# Exercise objective:
Leave out the pictures and reproduce all of the data exactly.

[begin Entries shown]

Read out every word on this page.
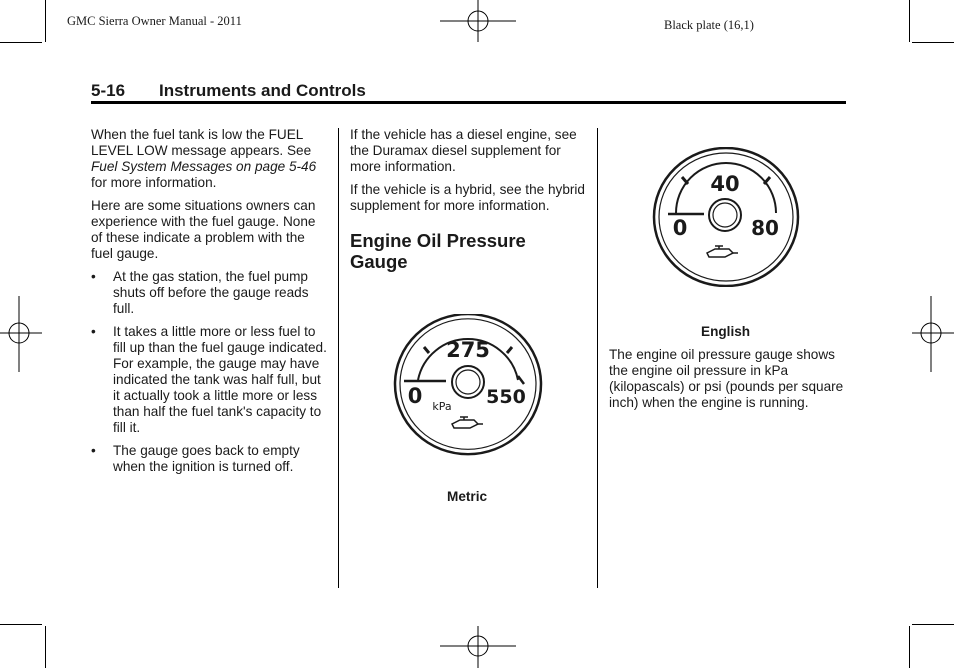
GMC Sierra Owner Manual - 2011	Black plate (16,1)
5-16 Instruments and Controls

When the fuel tank is low the FUEL LEVEL LOW message appears. See Fuel System Messages on page 5-46 for more information.

Here are some situations owners can experience with the fuel gauge. None of these indicate a problem with the fuel gauge.

• At the gas station, the fuel pump shuts off before the gauge reads full.
• It takes a little more or less fuel to fill up than the fuel gauge indicated. For example, the gauge may have indicated the tank was half full, but it actually took a little more or less than half the fuel tank's capacity to fill it.
• The gauge goes back to empty when the ignition is turned off.

If the vehicle has a diesel engine, see the Duramax diesel supplement for more information.

If the vehicle is a hybrid, see the hybrid supplement for more information.

Engine Oil Pressure Gauge
275
0	550
kPa
Metric
40
0	80
English

The engine oil pressure gauge shows the engine oil pressure in kPa (kilopascals) or psi (pounds per square inch) when the engine is running.
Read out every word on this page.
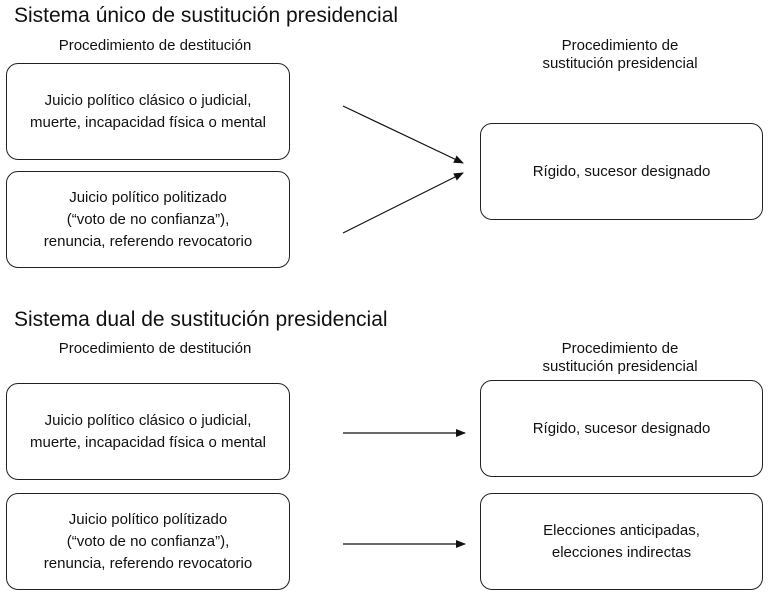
Sistema único de sustitución presidencial
Procedimiento de destitución	Procedimiento de
sustitución presidencial
Juicio político clásico o judicial,
muerte, incapacidad física o mental
Juicio político politizado
(“voto de no confianza”),
renuncia, referendo revocatorio
Rígido, sucesor designado
Sistema dual de sustitución presidencial
Procedimiento de destitución	Procedimiento de
sustitución presidencial
Juicio político clásico o judicial,
muerte, incapacidad física o mental
Juicio político polítizado
(“voto de no confianza”),
renuncia, referendo revocatorio
Rígido, sucesor designado
Elecciones anticipadas,
elecciones indirectas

[end Entries shown]

# Correct output:
Read out every word on this page.
GMC Sierra Owner Manual - 2011	Black plate (16,1)
5-16 Instruments and Controls

When the fuel tank is low the FUEL LEVEL LOW message appears. See Fuel System Messages on page 5-46 for more information.

Here are some situations owners can experience with the fuel gauge. None of these indicate a problem with the fuel gauge.

• At the gas station, the fuel pump shuts off before the gauge reads full.
• It takes a little more or less fuel to fill up than the fuel gauge indicated. For example, the gauge may have indicated the tank was half full, but it actually took a little more or less than half the fuel tank's capacity to fill it.
• The gauge goes back to empty when the ignition is turned off.

If the vehicle has a diesel engine, see the Duramax diesel supplement for more information.

If the vehicle is a hybrid, see the hybrid supplement for more information.

Engine Oil Pressure Gauge
275
0	550
kPa
Metric
40
0	80
English

The engine oil pressure gauge shows the engine oil pressure in kPa (kilopascals) or psi (pounds per square inch) when the engine is running.
Read out every word on this page.
Sistema único de sustitución presidencial
Procedimiento de destitución	Procedimiento de
sustitución presidencial
Juicio político clásico o judicial,
muerte, incapacidad física o mental
Juicio político politizado
(“voto de no confianza”),
renuncia, referendo revocatorio
Rígido, sucesor designado
Sistema dual de sustitución presidencial
Procedimiento de destitución	Procedimiento de
sustitución presidencial
Juicio político clásico o judicial,
muerte, incapacidad física o mental
Juicio político polítizado
(“voto de no confianza”),
renuncia, referendo revocatorio
Rígido, sucesor designado
Elecciones anticipadas,
elecciones indirectas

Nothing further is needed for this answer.